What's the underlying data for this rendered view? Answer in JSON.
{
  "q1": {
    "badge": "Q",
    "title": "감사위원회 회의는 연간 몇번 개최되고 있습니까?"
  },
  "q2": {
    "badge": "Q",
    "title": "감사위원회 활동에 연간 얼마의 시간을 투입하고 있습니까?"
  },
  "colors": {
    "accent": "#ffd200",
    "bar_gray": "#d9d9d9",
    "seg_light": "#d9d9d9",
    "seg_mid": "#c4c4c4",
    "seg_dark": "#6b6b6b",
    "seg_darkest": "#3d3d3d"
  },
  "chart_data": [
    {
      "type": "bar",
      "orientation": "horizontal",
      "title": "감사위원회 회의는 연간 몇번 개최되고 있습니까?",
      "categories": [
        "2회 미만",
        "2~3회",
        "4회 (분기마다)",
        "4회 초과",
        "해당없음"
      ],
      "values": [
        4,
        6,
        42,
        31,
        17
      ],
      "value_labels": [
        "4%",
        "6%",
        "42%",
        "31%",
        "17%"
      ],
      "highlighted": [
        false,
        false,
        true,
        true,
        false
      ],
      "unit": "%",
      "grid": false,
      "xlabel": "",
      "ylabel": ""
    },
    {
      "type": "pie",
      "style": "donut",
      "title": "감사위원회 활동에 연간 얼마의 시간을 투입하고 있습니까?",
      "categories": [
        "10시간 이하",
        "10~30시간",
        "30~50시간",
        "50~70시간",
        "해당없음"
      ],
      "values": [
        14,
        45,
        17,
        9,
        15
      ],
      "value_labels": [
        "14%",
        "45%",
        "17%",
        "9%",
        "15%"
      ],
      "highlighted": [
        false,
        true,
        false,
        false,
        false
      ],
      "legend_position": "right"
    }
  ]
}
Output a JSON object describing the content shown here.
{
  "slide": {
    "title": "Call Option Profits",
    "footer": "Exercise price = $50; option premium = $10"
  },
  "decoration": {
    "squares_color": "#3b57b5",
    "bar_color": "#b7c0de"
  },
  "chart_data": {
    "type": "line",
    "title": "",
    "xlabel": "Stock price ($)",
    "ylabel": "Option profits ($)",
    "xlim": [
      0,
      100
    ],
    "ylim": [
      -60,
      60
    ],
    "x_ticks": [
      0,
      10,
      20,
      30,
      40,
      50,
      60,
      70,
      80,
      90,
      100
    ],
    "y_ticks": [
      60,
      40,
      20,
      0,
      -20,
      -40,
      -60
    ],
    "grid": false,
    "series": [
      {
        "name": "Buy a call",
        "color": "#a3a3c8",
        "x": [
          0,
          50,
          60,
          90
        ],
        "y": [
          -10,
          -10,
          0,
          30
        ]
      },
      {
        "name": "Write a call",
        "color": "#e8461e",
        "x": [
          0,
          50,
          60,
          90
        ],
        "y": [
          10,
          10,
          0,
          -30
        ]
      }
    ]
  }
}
+===+
__PROBLEM DESCRIPTION__: Print every record above exactly as written.

__SOLUTION TO THIS EXERCISE__:
What's the underlying data for this rendered view? Answer in JSON.
{
  "q1": {
    "badge": "Q",
    "title": "감사위원회 회의는 연간 몇번 개최되고 있습니까?"
  },
  "q2": {
    "badge": "Q",
    "title": "감사위원회 활동에 연간 얼마의 시간을 투입하고 있습니까?"
  },
  "colors": {
    "accent": "#ffd200",
    "bar_gray": "#d9d9d9",
    "seg_light": "#d9d9d9",
    "seg_mid": "#c4c4c4",
    "seg_dark": "#6b6b6b",
    "seg_darkest": "#3d3d3d"
  },
  "chart_data": [
    {
      "type": "bar",
      "orientation": "horizontal",
      "title": "감사위원회 회의는 연간 몇번 개최되고 있습니까?",
      "categories": [
        "2회 미만",
        "2~3회",
        "4회 (분기마다)",
        "4회 초과",
        "해당없음"
      ],
      "values": [
        4,
        6,
        42,
        31,
        17
      ],
      "value_labels": [
        "4%",
        "6%",
        "42%",
        "31%",
        "17%"
      ],
      "highlighted": [
        false,
        false,
        true,
        true,
        false
      ],
      "unit": "%",
      "grid": false,
      "xlabel": "",
      "ylabel": ""
    },
    {
      "type": "pie",
      "style": "donut",
      "title": "감사위원회 활동에 연간 얼마의 시간을 투입하고 있습니까?",
      "categories": [
        "10시간 이하",
        "10~30시간",
        "30~50시간",
        "50~70시간",
        "해당없음"
      ],
      "values": [
        14,
        45,
        17,
        9,
        15
      ],
      "value_labels": [
        "14%",
        "45%",
        "17%",
        "9%",
        "15%"
      ],
      "highlighted": [
        false,
        true,
        false,
        false,
        false
      ],
      "legend_position": "right"
    }
  ]
}
Output a JSON object describing the content shown here.
{
  "slide": {
    "title": "Call Option Profits",
    "footer": "Exercise price = $50; option premium = $10"
  },
  "decoration": {
    "squares_color": "#3b57b5",
    "bar_color": "#b7c0de"
  },
  "chart_data": {
    "type": "line",
    "title": "",
    "xlabel": "Stock price ($)",
    "ylabel": "Option profits ($)",
    "xlim": [
      0,
      100
    ],
    "ylim": [
      -60,
      60
    ],
    "x_ticks": [
      0,
      10,
      20,
      30,
      40,
      50,
      60,
      70,
      80,
      90,
      100
    ],
    "y_ticks": [
      60,
      40,
      20,
      0,
      -20,
      -40,
      -60
    ],
    "grid": false,
    "series": [
      {
        "name": "Buy a call",
        "color": "#a3a3c8",
        "x": [
          0,
          50,
          60,
          90
        ],
        "y": [
          -10,
          -10,
          0,
          30
        ]
      },
      {
        "name": "Write a call",
        "color": "#e8461e",
        "x": [
          0,
          50,
          60,
          90
        ],
        "y": [
          10,
          10,
          0,
          -30
        ]
      }
    ]
  }
}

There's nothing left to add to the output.